### Task directions
Print each line of the listing once more, precisely as given.

### Data supplied
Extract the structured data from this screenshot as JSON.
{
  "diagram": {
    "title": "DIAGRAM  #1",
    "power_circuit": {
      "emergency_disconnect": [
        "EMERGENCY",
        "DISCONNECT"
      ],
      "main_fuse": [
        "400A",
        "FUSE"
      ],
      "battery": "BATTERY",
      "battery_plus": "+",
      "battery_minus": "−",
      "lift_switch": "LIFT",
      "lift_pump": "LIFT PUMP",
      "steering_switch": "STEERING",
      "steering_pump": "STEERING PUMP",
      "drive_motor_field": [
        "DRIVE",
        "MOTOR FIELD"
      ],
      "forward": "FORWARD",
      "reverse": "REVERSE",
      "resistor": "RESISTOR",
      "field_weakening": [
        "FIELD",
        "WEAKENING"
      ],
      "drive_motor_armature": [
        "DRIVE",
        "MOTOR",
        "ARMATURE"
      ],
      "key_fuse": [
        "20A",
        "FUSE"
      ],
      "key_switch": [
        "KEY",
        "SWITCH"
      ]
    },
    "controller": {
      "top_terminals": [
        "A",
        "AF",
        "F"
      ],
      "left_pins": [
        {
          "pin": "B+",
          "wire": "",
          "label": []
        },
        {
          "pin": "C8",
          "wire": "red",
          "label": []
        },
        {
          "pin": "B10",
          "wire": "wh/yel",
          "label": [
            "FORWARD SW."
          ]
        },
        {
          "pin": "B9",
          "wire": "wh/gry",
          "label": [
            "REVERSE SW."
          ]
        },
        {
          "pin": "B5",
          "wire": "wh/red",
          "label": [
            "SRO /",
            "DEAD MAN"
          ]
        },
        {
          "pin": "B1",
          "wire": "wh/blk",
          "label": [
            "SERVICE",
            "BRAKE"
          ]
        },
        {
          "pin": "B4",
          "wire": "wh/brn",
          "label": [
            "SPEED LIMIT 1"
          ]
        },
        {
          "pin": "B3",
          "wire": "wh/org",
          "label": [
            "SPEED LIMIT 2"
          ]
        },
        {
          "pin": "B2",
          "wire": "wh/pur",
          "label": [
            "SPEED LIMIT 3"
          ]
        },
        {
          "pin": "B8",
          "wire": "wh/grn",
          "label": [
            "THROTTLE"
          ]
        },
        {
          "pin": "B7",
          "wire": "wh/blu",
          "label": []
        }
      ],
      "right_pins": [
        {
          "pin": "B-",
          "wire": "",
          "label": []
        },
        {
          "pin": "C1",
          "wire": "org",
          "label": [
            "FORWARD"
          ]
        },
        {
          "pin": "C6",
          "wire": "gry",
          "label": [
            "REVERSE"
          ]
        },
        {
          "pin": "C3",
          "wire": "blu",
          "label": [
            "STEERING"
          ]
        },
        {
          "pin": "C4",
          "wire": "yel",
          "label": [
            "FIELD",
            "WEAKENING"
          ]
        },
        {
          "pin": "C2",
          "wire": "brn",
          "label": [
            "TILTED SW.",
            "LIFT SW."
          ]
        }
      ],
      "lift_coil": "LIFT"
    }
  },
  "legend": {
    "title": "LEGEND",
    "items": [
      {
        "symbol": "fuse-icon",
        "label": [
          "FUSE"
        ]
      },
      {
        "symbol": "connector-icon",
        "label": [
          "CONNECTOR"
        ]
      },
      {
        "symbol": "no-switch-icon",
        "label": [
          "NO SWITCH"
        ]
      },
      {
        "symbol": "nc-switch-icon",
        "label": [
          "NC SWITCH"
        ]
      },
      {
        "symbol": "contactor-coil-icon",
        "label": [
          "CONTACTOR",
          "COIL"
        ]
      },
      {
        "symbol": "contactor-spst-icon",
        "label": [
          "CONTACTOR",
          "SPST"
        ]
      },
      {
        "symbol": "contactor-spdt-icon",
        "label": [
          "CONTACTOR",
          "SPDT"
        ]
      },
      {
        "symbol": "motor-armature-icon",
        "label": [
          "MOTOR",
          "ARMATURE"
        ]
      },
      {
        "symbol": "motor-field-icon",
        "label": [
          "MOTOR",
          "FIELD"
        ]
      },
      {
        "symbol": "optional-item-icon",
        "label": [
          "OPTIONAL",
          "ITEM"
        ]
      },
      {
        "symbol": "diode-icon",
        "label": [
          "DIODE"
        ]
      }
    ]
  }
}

### Task solution
Extract the structured data from this screenshot as JSON.
{
  "diagram": {
    "title": "DIAGRAM  #1",
    "power_circuit": {
      "emergency_disconnect": [
        "EMERGENCY",
        "DISCONNECT"
      ],
      "main_fuse": [
        "400A",
        "FUSE"
      ],
      "battery": "BATTERY",
      "battery_plus": "+",
      "battery_minus": "−",
      "lift_switch": "LIFT",
      "lift_pump": "LIFT PUMP",
      "steering_switch": "STEERING",
      "steering_pump": "STEERING PUMP",
      "drive_motor_field": [
        "DRIVE",
        "MOTOR FIELD"
      ],
      "forward": "FORWARD",
      "reverse": "REVERSE",
      "resistor": "RESISTOR",
      "field_weakening": [
        "FIELD",
        "WEAKENING"
      ],
      "drive_motor_armature": [
        "DRIVE",
        "MOTOR",
        "ARMATURE"
      ],
      "key_fuse": [
        "20A",
        "FUSE"
      ],
      "key_switch": [
        "KEY",
        "SWITCH"
      ]
    },
    "controller": {
      "top_terminals": [
        "A",
        "AF",
        "F"
      ],
      "left_pins": [
        {
          "pin": "B+",
          "wire": "",
          "label": []
        },
        {
          "pin": "C8",
          "wire": "red",
          "label": []
        },
        {
          "pin": "B10",
          "wire": "wh/yel",
          "label": [
            "FORWARD SW."
          ]
        },
        {
          "pin": "B9",
          "wire": "wh/gry",
          "label": [
            "REVERSE SW."
          ]
        },
        {
          "pin": "B5",
          "wire": "wh/red",
          "label": [
            "SRO /",
            "DEAD MAN"
          ]
        },
        {
          "pin": "B1",
          "wire": "wh/blk",
          "label": [
            "SERVICE",
            "BRAKE"
          ]
        },
        {
          "pin": "B4",
          "wire": "wh/brn",
          "label": [
            "SPEED LIMIT 1"
          ]
        },
        {
          "pin": "B3",
          "wire": "wh/org",
          "label": [
            "SPEED LIMIT 2"
          ]
        },
        {
          "pin": "B2",
          "wire": "wh/pur",
          "label": [
            "SPEED LIMIT 3"
          ]
        },
        {
          "pin": "B8",
          "wire": "wh/grn",
          "label": [
            "THROTTLE"
          ]
        },
        {
          "pin": "B7",
          "wire": "wh/blu",
          "label": []
        }
      ],
      "right_pins": [
        {
          "pin": "B-",
          "wire": "",
          "label": []
        },
        {
          "pin": "C1",
          "wire": "org",
          "label": [
            "FORWARD"
          ]
        },
        {
          "pin": "C6",
          "wire": "gry",
          "label": [
            "REVERSE"
          ]
        },
        {
          "pin": "C3",
          "wire": "blu",
          "label": [
            "STEERING"
          ]
        },
        {
          "pin": "C4",
          "wire": "yel",
          "label": [
            "FIELD",
            "WEAKENING"
          ]
        },
        {
          "pin": "C2",
          "wire": "brn",
          "label": [
            "TILTED SW.",
            "LIFT SW."
          ]
        }
      ],
      "lift_coil": "LIFT"
    }
  },
  "legend": {
    "title": "LEGEND",
    "items": [
      {
        "symbol": "fuse-icon",
        "label": [
          "FUSE"
        ]
      },
      {
        "symbol": "connector-icon",
        "label": [
          "CONNECTOR"
        ]
      },
      {
        "symbol": "no-switch-icon",
        "label": [
          "NO SWITCH"
        ]
      },
      {
        "symbol": "nc-switch-icon",
        "label": [
          "NC SWITCH"
        ]
      },
      {
        "symbol": "contactor-coil-icon",
        "label": [
          "CONTACTOR",
          "COIL"
        ]
      },
      {
        "symbol": "contactor-spst-icon",
        "label": [
          "CONTACTOR",
          "SPST"
        ]
      },
      {
        "symbol": "contactor-spdt-icon",
        "label": [
          "CONTACTOR",
          "SPDT"
        ]
      },
      {
        "symbol": "motor-armature-icon",
        "label": [
          "MOTOR",
          "ARMATURE"
        ]
      },
      {
        "symbol": "motor-field-icon",
        "label": [
          "MOTOR",
          "FIELD"
        ]
      },
      {
        "symbol": "optional-item-icon",
        "label": [
          "OPTIONAL",
          "ITEM"
        ]
      },
      {
        "symbol": "diode-icon",
        "label": [
          "DIODE"
        ]
      }
    ]
  }
}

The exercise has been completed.